• Written task:
Do not copy the pictures; transcribe all other material exactly.

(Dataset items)

※ ※ ※

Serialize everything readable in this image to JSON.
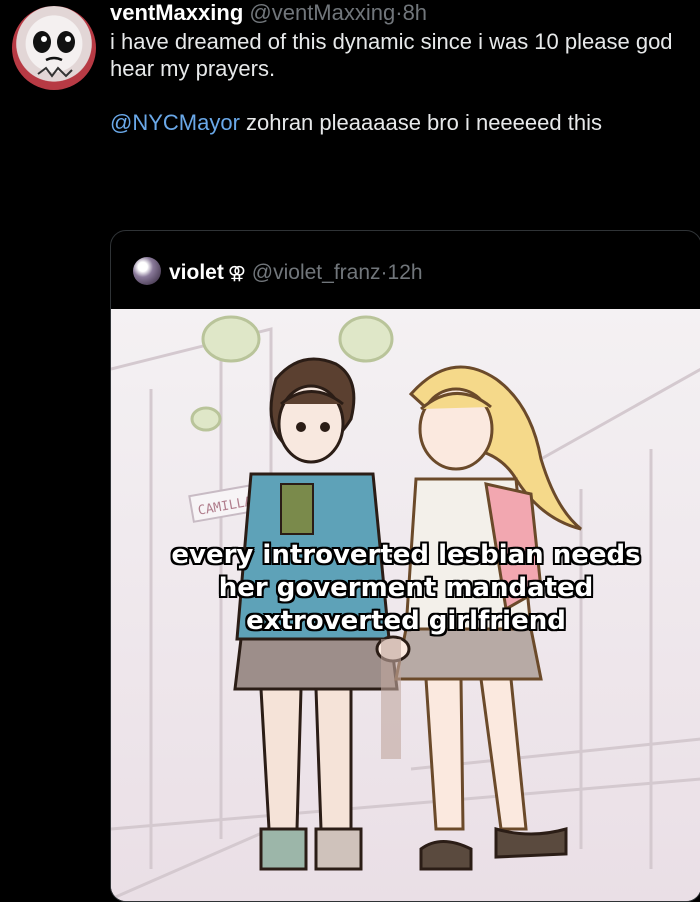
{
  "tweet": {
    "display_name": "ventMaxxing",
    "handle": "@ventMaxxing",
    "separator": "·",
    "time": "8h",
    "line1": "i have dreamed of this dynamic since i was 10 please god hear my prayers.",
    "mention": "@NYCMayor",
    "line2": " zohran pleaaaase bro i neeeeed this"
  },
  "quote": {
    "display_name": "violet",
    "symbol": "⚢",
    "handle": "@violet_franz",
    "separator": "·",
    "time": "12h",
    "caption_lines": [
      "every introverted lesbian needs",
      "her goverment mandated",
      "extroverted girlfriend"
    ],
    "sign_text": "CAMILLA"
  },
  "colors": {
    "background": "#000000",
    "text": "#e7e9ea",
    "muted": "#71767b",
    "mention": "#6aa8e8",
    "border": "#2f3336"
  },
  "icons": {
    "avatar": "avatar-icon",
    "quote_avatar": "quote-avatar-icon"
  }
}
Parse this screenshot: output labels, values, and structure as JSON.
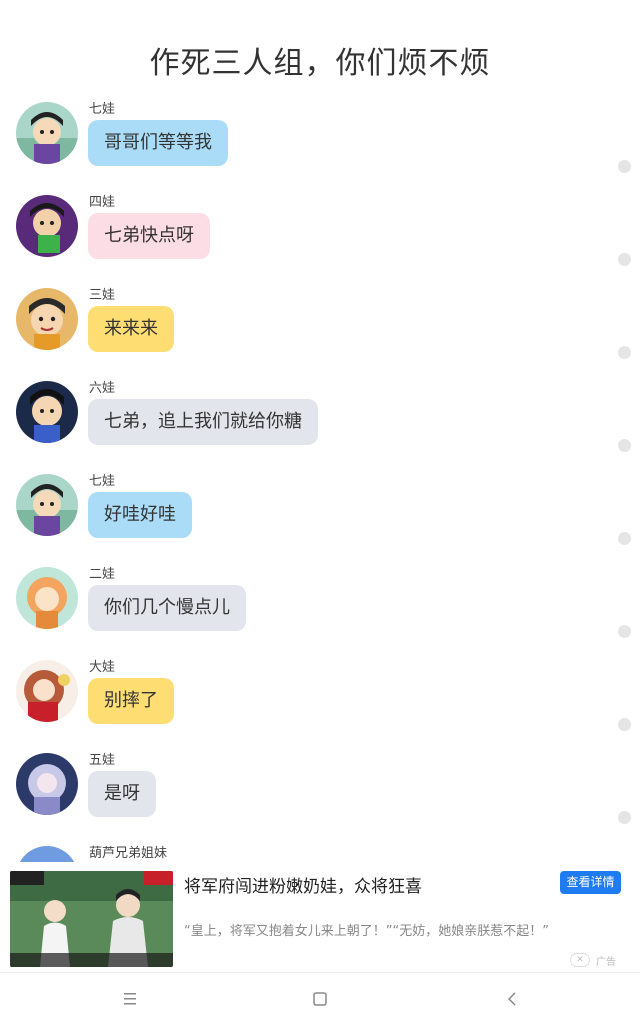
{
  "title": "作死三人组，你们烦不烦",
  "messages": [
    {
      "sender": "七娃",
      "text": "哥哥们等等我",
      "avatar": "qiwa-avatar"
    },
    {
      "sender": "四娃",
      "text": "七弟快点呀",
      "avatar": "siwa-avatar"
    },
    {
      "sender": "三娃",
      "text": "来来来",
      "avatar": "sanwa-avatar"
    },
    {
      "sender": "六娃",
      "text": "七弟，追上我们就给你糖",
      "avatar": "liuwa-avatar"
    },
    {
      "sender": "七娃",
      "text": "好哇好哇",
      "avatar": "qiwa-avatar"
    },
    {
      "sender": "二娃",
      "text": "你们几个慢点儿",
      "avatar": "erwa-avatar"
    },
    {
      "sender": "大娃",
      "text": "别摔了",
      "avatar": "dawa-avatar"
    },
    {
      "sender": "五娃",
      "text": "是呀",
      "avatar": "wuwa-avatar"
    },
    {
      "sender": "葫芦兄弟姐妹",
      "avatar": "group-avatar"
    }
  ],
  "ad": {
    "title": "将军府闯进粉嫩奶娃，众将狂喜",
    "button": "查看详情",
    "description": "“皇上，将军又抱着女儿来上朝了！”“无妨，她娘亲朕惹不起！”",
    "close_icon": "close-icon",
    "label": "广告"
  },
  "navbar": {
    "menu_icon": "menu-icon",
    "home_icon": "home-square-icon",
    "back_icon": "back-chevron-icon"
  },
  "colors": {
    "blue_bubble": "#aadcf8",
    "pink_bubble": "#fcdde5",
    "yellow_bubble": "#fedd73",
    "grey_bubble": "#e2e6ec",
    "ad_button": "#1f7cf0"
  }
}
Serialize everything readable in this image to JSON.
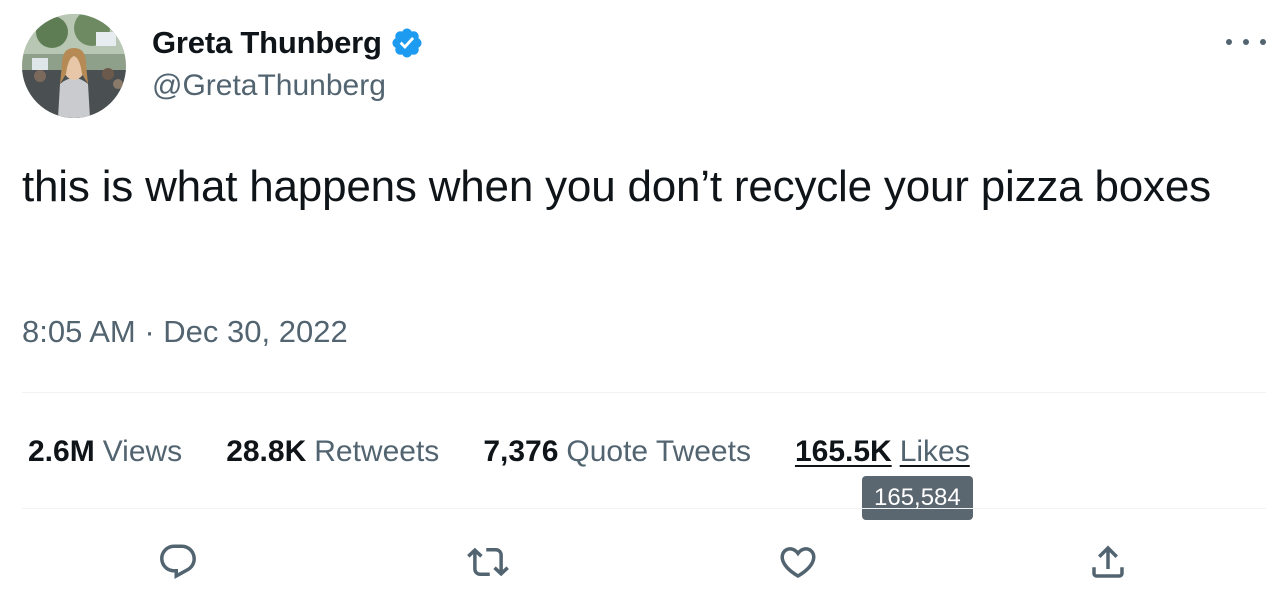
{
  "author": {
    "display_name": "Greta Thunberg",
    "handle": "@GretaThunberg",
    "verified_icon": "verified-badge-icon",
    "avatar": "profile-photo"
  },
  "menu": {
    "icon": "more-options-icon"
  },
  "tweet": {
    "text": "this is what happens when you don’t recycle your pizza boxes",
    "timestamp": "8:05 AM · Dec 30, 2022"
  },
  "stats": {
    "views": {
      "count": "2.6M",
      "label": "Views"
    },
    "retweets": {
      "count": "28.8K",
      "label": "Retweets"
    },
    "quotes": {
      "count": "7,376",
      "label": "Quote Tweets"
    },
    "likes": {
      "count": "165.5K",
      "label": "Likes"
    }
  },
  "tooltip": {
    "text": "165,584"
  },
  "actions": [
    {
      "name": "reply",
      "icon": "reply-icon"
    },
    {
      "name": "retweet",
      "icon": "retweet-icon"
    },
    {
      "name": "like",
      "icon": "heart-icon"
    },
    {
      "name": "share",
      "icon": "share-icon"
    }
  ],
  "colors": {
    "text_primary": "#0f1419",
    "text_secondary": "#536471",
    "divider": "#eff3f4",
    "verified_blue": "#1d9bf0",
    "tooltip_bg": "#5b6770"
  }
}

※ ※ ※

• Task response:
Serialize everything readable in this image to JSON.
{
  "tweet": {
    "display_name": "ventMaxxing",
    "handle": "@ventMaxxing",
    "separator": "·",
    "time": "8h",
    "line1": "i have dreamed of this dynamic since i was 10 please god hear my prayers.",
    "mention": "@NYCMayor",
    "line2": " zohran pleaaaase bro i neeeeed this"
  },
  "quote": {
    "display_name": "violet",
    "symbol": "⚢",
    "handle": "@violet_franz",
    "separator": "·",
    "time": "12h",
    "caption_lines": [
      "every introverted lesbian needs",
      "her goverment mandated",
      "extroverted girlfriend"
    ],
    "sign_text": "CAMILLA"
  },
  "colors": {
    "background": "#000000",
    "text": "#e7e9ea",
    "muted": "#71767b",
    "mention": "#6aa8e8",
    "border": "#2f3336"
  },
  "icons": {
    "avatar": "avatar-icon",
    "quote_avatar": "quote-avatar-icon"
  }
}
Parse this screenshot: output labels, values, and structure as JSON.
{
  "title": "作死三人组，你们烦不烦",
  "messages": [
    {
      "sender": "七娃",
      "text": "哥哥们等等我",
      "avatar": "qiwa-avatar"
    },
    {
      "sender": "四娃",
      "text": "七弟快点呀",
      "avatar": "siwa-avatar"
    },
    {
      "sender": "三娃",
      "text": "来来来",
      "avatar": "sanwa-avatar"
    },
    {
      "sender": "六娃",
      "text": "七弟，追上我们就给你糖",
      "avatar": "liuwa-avatar"
    },
    {
      "sender": "七娃",
      "text": "好哇好哇",
      "avatar": "qiwa-avatar"
    },
    {
      "sender": "二娃",
      "text": "你们几个慢点儿",
      "avatar": "erwa-avatar"
    },
    {
      "sender": "大娃",
      "text": "别摔了",
      "avatar": "dawa-avatar"
    },
    {
      "sender": "五娃",
      "text": "是呀",
      "avatar": "wuwa-avatar"
    },
    {
      "sender": "葫芦兄弟姐妹",
      "avatar": "group-avatar"
    }
  ],
  "ad": {
    "title": "将军府闯进粉嫩奶娃，众将狂喜",
    "button": "查看详情",
    "description": "“皇上，将军又抱着女儿来上朝了！”“无妨，她娘亲朕惹不起！”",
    "close_icon": "close-icon",
    "label": "广告"
  },
  "navbar": {
    "menu_icon": "menu-icon",
    "home_icon": "home-square-icon",
    "back_icon": "back-chevron-icon"
  },
  "colors": {
    "blue_bubble": "#aadcf8",
    "pink_bubble": "#fcdde5",
    "yellow_bubble": "#fedd73",
    "grey_bubble": "#e2e6ec",
    "ad_button": "#1f7cf0"
  }
}
Serialize everything readable in this image to JSON.
{
  "author": {
    "display_name": "Greta Thunberg",
    "handle": "@GretaThunberg",
    "verified_icon": "verified-badge-icon",
    "avatar": "profile-photo"
  },
  "menu": {
    "icon": "more-options-icon"
  },
  "tweet": {
    "text": "this is what happens when you don’t recycle your pizza boxes",
    "timestamp": "8:05 AM · Dec 30, 2022"
  },
  "stats": {
    "views": {
      "count": "2.6M",
      "label": "Views"
    },
    "retweets": {
      "count": "28.8K",
      "label": "Retweets"
    },
    "quotes": {
      "count": "7,376",
      "label": "Quote Tweets"
    },
    "likes": {
      "count": "165.5K",
      "label": "Likes"
    }
  },
  "tooltip": {
    "text": "165,584"
  },
  "actions": [
    {
      "name": "reply",
      "icon": "reply-icon"
    },
    {
      "name": "retweet",
      "icon": "retweet-icon"
    },
    {
      "name": "like",
      "icon": "heart-icon"
    },
    {
      "name": "share",
      "icon": "share-icon"
    }
  ],
  "colors": {
    "text_primary": "#0f1419",
    "text_secondary": "#536471",
    "divider": "#eff3f4",
    "verified_blue": "#1d9bf0",
    "tooltip_bg": "#5b6770"
  }
}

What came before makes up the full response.